● **Exercise task**: Repeat the entire listing exactly as written.

Excerpt from a dataset
* Start *

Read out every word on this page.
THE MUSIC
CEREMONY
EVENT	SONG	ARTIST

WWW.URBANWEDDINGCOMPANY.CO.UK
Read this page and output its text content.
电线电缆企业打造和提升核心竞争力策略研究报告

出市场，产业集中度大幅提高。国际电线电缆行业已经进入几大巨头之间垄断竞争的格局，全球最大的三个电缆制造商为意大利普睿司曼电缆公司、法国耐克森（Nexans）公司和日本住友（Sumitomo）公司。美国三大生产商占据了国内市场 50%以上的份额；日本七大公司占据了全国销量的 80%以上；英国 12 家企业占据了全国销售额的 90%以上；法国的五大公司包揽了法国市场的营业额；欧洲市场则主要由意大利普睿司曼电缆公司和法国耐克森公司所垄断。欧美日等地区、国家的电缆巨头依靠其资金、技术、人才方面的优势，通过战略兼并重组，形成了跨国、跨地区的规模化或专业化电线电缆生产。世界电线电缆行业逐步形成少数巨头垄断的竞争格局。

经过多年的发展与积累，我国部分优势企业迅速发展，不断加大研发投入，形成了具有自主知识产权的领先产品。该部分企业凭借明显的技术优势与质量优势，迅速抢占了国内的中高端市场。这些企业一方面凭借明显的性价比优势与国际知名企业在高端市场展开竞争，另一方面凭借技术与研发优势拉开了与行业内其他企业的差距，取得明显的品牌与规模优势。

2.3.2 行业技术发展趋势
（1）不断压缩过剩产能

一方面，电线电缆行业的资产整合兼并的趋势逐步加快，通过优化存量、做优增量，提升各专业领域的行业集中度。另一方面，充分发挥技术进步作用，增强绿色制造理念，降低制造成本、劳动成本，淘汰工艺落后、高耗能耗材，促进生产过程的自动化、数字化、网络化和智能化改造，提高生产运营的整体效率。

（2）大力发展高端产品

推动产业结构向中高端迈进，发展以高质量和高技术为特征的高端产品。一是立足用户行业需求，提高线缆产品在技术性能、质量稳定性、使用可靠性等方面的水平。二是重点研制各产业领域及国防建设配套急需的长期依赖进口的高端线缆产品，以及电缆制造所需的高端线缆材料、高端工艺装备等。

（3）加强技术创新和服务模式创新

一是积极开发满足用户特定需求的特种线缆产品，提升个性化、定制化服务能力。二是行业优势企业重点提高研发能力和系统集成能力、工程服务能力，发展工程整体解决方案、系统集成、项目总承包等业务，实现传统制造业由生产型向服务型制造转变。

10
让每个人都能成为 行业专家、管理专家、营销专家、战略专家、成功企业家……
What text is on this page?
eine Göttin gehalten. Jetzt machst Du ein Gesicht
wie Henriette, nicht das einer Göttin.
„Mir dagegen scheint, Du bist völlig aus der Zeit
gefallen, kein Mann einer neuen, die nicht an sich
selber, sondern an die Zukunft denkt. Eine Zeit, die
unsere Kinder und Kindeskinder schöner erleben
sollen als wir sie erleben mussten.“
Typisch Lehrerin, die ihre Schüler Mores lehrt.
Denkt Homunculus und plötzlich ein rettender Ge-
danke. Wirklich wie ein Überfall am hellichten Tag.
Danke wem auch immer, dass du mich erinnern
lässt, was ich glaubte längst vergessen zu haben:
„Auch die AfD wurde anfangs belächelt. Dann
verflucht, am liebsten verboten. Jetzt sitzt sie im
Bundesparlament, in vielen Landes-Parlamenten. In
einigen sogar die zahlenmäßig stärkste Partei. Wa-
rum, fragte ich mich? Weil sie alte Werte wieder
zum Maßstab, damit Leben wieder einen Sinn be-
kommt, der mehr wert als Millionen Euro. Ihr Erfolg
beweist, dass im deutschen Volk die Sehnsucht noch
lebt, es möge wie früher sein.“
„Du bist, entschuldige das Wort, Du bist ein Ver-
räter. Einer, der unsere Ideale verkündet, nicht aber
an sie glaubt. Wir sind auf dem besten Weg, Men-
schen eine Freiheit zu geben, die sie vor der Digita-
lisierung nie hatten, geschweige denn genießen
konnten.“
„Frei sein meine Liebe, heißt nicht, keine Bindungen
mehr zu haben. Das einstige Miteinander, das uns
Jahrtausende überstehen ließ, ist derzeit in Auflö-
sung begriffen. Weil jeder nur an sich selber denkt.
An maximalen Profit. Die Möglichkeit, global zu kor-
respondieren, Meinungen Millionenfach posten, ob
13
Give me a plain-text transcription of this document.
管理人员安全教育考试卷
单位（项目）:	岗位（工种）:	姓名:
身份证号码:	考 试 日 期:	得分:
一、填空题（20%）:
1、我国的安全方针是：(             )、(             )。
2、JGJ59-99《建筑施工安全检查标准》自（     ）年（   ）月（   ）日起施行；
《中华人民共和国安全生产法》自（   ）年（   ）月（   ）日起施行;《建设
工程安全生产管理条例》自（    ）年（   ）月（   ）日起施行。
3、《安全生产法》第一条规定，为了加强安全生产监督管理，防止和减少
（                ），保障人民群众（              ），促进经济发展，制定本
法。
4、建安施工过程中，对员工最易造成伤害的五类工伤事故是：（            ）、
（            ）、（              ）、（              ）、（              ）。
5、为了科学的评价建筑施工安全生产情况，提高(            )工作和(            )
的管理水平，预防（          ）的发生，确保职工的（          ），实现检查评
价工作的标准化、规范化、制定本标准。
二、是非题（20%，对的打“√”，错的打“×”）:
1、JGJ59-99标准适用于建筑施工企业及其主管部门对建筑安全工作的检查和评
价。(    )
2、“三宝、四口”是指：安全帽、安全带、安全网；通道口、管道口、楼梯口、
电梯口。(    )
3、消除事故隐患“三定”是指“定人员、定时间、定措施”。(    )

* End *

● **Right answer**:
Read out every word on this page.
THE MUSIC
CEREMONY
EVENT	SONG	ARTIST

WWW.URBANWEDDINGCOMPANY.CO.UK
Read this page and output its text content.
电线电缆企业打造和提升核心竞争力策略研究报告

出市场，产业集中度大幅提高。国际电线电缆行业已经进入几大巨头之间垄断竞争的格局，全球最大的三个电缆制造商为意大利普睿司曼电缆公司、法国耐克森（Nexans）公司和日本住友（Sumitomo）公司。美国三大生产商占据了国内市场 50%以上的份额；日本七大公司占据了全国销量的 80%以上；英国 12 家企业占据了全国销售额的 90%以上；法国的五大公司包揽了法国市场的营业额；欧洲市场则主要由意大利普睿司曼电缆公司和法国耐克森公司所垄断。欧美日等地区、国家的电缆巨头依靠其资金、技术、人才方面的优势，通过战略兼并重组，形成了跨国、跨地区的规模化或专业化电线电缆生产。世界电线电缆行业逐步形成少数巨头垄断的竞争格局。

经过多年的发展与积累，我国部分优势企业迅速发展，不断加大研发投入，形成了具有自主知识产权的领先产品。该部分企业凭借明显的技术优势与质量优势，迅速抢占了国内的中高端市场。这些企业一方面凭借明显的性价比优势与国际知名企业在高端市场展开竞争，另一方面凭借技术与研发优势拉开了与行业内其他企业的差距，取得明显的品牌与规模优势。

2.3.2 行业技术发展趋势
（1）不断压缩过剩产能

一方面，电线电缆行业的资产整合兼并的趋势逐步加快，通过优化存量、做优增量，提升各专业领域的行业集中度。另一方面，充分发挥技术进步作用，增强绿色制造理念，降低制造成本、劳动成本，淘汰工艺落后、高耗能耗材，促进生产过程的自动化、数字化、网络化和智能化改造，提高生产运营的整体效率。

（2）大力发展高端产品

推动产业结构向中高端迈进，发展以高质量和高技术为特征的高端产品。一是立足用户行业需求，提高线缆产品在技术性能、质量稳定性、使用可靠性等方面的水平。二是重点研制各产业领域及国防建设配套急需的长期依赖进口的高端线缆产品，以及电缆制造所需的高端线缆材料、高端工艺装备等。

（3）加强技术创新和服务模式创新

一是积极开发满足用户特定需求的特种线缆产品，提升个性化、定制化服务能力。二是行业优势企业重点提高研发能力和系统集成能力、工程服务能力，发展工程整体解决方案、系统集成、项目总承包等业务，实现传统制造业由生产型向服务型制造转变。

10
让每个人都能成为 行业专家、管理专家、营销专家、战略专家、成功企业家……
What text is on this page?
eine Göttin gehalten. Jetzt machst Du ein Gesicht
wie Henriette, nicht das einer Göttin.
„Mir dagegen scheint, Du bist völlig aus der Zeit
gefallen, kein Mann einer neuen, die nicht an sich
selber, sondern an die Zukunft denkt. Eine Zeit, die
unsere Kinder und Kindeskinder schöner erleben
sollen als wir sie erleben mussten.“
Typisch Lehrerin, die ihre Schüler Mores lehrt.
Denkt Homunculus und plötzlich ein rettender Ge-
danke. Wirklich wie ein Überfall am hellichten Tag.
Danke wem auch immer, dass du mich erinnern
lässt, was ich glaubte längst vergessen zu haben:
„Auch die AfD wurde anfangs belächelt. Dann
verflucht, am liebsten verboten. Jetzt sitzt sie im
Bundesparlament, in vielen Landes-Parlamenten. In
einigen sogar die zahlenmäßig stärkste Partei. Wa-
rum, fragte ich mich? Weil sie alte Werte wieder
zum Maßstab, damit Leben wieder einen Sinn be-
kommt, der mehr wert als Millionen Euro. Ihr Erfolg
beweist, dass im deutschen Volk die Sehnsucht noch
lebt, es möge wie früher sein.“
„Du bist, entschuldige das Wort, Du bist ein Ver-
räter. Einer, der unsere Ideale verkündet, nicht aber
an sie glaubt. Wir sind auf dem besten Weg, Men-
schen eine Freiheit zu geben, die sie vor der Digita-
lisierung nie hatten, geschweige denn genießen
konnten.“
„Frei sein meine Liebe, heißt nicht, keine Bindungen
mehr zu haben. Das einstige Miteinander, das uns
Jahrtausende überstehen ließ, ist derzeit in Auflö-
sung begriffen. Weil jeder nur an sich selber denkt.
An maximalen Profit. Die Möglichkeit, global zu kor-
respondieren, Meinungen Millionenfach posten, ob
13
Give me a plain-text transcription of this document.
管理人员安全教育考试卷
单位（项目）:	岗位（工种）:	姓名:
身份证号码:	考 试 日 期:	得分:
一、填空题（20%）:
1、我国的安全方针是：(             )、(             )。
2、JGJ59-99《建筑施工安全检查标准》自（     ）年（   ）月（   ）日起施行；
《中华人民共和国安全生产法》自（   ）年（   ）月（   ）日起施行;《建设
工程安全生产管理条例》自（    ）年（   ）月（   ）日起施行。
3、《安全生产法》第一条规定，为了加强安全生产监督管理，防止和减少
（                ），保障人民群众（              ），促进经济发展，制定本
法。
4、建安施工过程中，对员工最易造成伤害的五类工伤事故是：（            ）、
（            ）、（              ）、（              ）、（              ）。
5、为了科学的评价建筑施工安全生产情况，提高(            )工作和(            )
的管理水平，预防（          ）的发生，确保职工的（          ），实现检查评
价工作的标准化、规范化、制定本标准。
二、是非题（20%，对的打“√”，错的打“×”）:
1、JGJ59-99标准适用于建筑施工企业及其主管部门对建筑安全工作的检查和评
价。(    )
2、“三宝、四口”是指：安全帽、安全带、安全网；通道口、管道口、楼梯口、
电梯口。(    )
3、消除事故隐患“三定”是指“定人员、定时间、定措施”。(    )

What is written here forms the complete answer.